• **EXERCISE DIRECTIONS**
Looking at the listing beneath, work out how many lines hold "минимального" and report only that figure.

• **EXTRACTED INFORMATION**
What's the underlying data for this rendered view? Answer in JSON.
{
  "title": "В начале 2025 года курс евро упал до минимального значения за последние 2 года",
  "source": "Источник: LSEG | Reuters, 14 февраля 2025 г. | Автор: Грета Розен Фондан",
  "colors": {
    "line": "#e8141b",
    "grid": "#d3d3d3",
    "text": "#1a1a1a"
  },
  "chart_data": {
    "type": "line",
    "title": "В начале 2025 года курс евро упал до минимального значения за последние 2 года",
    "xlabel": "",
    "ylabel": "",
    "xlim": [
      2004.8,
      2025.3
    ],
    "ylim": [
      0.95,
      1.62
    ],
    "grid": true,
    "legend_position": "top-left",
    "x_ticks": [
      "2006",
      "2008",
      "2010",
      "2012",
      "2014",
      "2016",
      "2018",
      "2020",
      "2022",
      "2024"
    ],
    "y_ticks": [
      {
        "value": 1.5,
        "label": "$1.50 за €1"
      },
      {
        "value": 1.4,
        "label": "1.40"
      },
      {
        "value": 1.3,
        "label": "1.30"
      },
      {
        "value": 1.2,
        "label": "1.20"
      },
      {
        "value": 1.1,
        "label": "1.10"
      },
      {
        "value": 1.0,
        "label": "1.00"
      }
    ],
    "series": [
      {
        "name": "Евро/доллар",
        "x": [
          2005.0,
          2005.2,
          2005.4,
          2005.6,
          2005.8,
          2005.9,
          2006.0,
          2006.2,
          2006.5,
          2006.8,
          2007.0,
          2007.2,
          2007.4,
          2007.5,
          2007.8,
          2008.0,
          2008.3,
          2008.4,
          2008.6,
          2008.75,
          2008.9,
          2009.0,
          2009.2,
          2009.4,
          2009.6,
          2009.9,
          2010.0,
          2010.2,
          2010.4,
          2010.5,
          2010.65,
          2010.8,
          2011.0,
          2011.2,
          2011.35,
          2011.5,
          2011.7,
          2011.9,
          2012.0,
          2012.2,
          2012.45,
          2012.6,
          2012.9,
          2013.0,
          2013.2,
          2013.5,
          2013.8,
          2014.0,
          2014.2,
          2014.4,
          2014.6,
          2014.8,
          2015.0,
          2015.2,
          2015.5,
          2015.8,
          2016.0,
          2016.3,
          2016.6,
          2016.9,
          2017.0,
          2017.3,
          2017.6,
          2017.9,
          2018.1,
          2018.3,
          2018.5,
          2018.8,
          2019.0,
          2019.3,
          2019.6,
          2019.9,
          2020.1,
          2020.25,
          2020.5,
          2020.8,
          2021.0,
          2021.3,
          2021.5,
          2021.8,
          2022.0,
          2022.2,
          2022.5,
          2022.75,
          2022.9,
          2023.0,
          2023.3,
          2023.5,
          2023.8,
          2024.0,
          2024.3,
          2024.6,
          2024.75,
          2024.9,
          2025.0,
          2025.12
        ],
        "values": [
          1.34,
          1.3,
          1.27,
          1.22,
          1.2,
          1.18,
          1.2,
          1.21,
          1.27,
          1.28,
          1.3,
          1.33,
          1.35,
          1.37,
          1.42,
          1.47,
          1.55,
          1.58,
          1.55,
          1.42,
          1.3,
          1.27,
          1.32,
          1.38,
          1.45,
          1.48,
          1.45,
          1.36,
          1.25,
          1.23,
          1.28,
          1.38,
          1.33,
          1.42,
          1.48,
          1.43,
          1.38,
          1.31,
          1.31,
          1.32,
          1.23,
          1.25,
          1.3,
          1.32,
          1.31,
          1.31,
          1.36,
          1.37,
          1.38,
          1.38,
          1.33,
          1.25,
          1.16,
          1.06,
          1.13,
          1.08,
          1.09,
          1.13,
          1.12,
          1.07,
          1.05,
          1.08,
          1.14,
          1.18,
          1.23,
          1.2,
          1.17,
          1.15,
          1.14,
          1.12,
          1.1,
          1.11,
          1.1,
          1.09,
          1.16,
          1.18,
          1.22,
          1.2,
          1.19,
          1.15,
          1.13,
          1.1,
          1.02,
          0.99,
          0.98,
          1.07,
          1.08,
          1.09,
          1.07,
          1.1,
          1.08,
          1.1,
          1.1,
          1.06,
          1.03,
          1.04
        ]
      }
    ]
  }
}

• **OUTPUT OF THE EXERCISE**
2